## What this task involves
Make an exact copy of the records, with the pictures left out.

%%

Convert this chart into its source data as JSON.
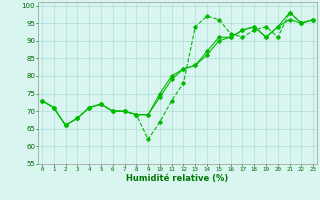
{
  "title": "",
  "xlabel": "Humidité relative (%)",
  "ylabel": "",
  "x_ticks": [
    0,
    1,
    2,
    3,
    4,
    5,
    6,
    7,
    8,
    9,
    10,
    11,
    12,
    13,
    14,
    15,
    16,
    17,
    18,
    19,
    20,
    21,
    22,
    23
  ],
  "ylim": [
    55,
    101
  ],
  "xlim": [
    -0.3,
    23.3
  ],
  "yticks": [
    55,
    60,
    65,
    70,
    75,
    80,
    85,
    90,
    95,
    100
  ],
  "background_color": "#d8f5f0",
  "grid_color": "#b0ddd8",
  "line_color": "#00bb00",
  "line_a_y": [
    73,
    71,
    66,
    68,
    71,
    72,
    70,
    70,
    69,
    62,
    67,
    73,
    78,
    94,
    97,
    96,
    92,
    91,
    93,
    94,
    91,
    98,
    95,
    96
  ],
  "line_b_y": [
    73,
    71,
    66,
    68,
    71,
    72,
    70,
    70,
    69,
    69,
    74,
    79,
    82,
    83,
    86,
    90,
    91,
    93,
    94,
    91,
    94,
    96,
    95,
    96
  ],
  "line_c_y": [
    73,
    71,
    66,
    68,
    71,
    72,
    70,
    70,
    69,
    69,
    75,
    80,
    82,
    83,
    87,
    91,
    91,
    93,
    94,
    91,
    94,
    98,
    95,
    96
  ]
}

%%

## Result for this task
Convert this chart into its source data as JSON.
{
  "title": "",
  "xlabel": "Humidité relative (%)",
  "ylabel": "",
  "x_ticks": [
    0,
    1,
    2,
    3,
    4,
    5,
    6,
    7,
    8,
    9,
    10,
    11,
    12,
    13,
    14,
    15,
    16,
    17,
    18,
    19,
    20,
    21,
    22,
    23
  ],
  "ylim": [
    55,
    101
  ],
  "xlim": [
    -0.3,
    23.3
  ],
  "yticks": [
    55,
    60,
    65,
    70,
    75,
    80,
    85,
    90,
    95,
    100
  ],
  "background_color": "#d8f5f0",
  "grid_color": "#b0ddd8",
  "line_color": "#00bb00",
  "line_a_y": [
    73,
    71,
    66,
    68,
    71,
    72,
    70,
    70,
    69,
    62,
    67,
    73,
    78,
    94,
    97,
    96,
    92,
    91,
    93,
    94,
    91,
    98,
    95,
    96
  ],
  "line_b_y": [
    73,
    71,
    66,
    68,
    71,
    72,
    70,
    70,
    69,
    69,
    74,
    79,
    82,
    83,
    86,
    90,
    91,
    93,
    94,
    91,
    94,
    96,
    95,
    96
  ],
  "line_c_y": [
    73,
    71,
    66,
    68,
    71,
    72,
    70,
    70,
    69,
    69,
    75,
    80,
    82,
    83,
    87,
    91,
    91,
    93,
    94,
    91,
    94,
    98,
    95,
    96
  ]
}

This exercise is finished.